● What you should do
Write out all the material exactly. Leave nothing out.

● Exercise materials
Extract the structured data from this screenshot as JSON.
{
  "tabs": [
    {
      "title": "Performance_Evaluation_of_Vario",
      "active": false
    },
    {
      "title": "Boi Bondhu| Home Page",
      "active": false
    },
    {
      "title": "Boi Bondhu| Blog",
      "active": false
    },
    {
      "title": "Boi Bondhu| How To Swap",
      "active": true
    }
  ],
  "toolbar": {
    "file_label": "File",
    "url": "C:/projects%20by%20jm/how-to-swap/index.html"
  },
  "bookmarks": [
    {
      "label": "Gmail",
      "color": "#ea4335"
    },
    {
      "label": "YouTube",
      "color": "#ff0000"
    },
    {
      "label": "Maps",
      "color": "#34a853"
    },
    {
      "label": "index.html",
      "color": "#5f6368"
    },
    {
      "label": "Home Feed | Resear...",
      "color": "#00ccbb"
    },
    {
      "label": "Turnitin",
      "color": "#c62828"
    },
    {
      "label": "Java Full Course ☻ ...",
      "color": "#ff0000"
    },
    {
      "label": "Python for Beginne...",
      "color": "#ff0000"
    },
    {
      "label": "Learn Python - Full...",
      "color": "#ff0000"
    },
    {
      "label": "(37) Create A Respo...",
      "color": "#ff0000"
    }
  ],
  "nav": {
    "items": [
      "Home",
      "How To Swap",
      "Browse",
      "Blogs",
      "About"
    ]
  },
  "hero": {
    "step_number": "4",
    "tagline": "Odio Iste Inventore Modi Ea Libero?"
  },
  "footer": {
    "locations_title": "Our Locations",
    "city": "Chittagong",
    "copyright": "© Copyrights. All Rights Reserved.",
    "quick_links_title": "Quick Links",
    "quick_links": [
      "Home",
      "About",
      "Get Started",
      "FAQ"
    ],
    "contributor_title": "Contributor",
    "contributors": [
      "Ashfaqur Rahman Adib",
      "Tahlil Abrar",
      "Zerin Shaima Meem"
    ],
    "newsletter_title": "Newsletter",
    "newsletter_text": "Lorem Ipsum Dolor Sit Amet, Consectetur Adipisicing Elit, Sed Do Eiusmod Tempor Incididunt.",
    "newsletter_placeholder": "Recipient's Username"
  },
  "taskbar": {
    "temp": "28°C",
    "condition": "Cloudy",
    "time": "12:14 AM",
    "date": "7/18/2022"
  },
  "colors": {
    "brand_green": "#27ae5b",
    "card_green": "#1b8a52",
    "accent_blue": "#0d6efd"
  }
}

● Final result
Extract the structured data from this screenshot as JSON.
{
  "tabs": [
    {
      "title": "Performance_Evaluation_of_Vario",
      "active": false
    },
    {
      "title": "Boi Bondhu| Home Page",
      "active": false
    },
    {
      "title": "Boi Bondhu| Blog",
      "active": false
    },
    {
      "title": "Boi Bondhu| How To Swap",
      "active": true
    }
  ],
  "toolbar": {
    "file_label": "File",
    "url": "C:/projects%20by%20jm/how-to-swap/index.html"
  },
  "bookmarks": [
    {
      "label": "Gmail",
      "color": "#ea4335"
    },
    {
      "label": "YouTube",
      "color": "#ff0000"
    },
    {
      "label": "Maps",
      "color": "#34a853"
    },
    {
      "label": "index.html",
      "color": "#5f6368"
    },
    {
      "label": "Home Feed | Resear...",
      "color": "#00ccbb"
    },
    {
      "label": "Turnitin",
      "color": "#c62828"
    },
    {
      "label": "Java Full Course ☻ ...",
      "color": "#ff0000"
    },
    {
      "label": "Python for Beginne...",
      "color": "#ff0000"
    },
    {
      "label": "Learn Python - Full...",
      "color": "#ff0000"
    },
    {
      "label": "(37) Create A Respo...",
      "color": "#ff0000"
    }
  ],
  "nav": {
    "items": [
      "Home",
      "How To Swap",
      "Browse",
      "Blogs",
      "About"
    ]
  },
  "hero": {
    "step_number": "4",
    "tagline": "Odio Iste Inventore Modi Ea Libero?"
  },
  "footer": {
    "locations_title": "Our Locations",
    "city": "Chittagong",
    "copyright": "© Copyrights. All Rights Reserved.",
    "quick_links_title": "Quick Links",
    "quick_links": [
      "Home",
      "About",
      "Get Started",
      "FAQ"
    ],
    "contributor_title": "Contributor",
    "contributors": [
      "Ashfaqur Rahman Adib",
      "Tahlil Abrar",
      "Zerin Shaima Meem"
    ],
    "newsletter_title": "Newsletter",
    "newsletter_text": "Lorem Ipsum Dolor Sit Amet, Consectetur Adipisicing Elit, Sed Do Eiusmod Tempor Incididunt.",
    "newsletter_placeholder": "Recipient's Username"
  },
  "taskbar": {
    "temp": "28°C",
    "condition": "Cloudy",
    "time": "12:14 AM",
    "date": "7/18/2022"
  },
  "colors": {
    "brand_green": "#27ae5b",
    "card_green": "#1b8a52",
    "accent_blue": "#0d6efd"
  }
}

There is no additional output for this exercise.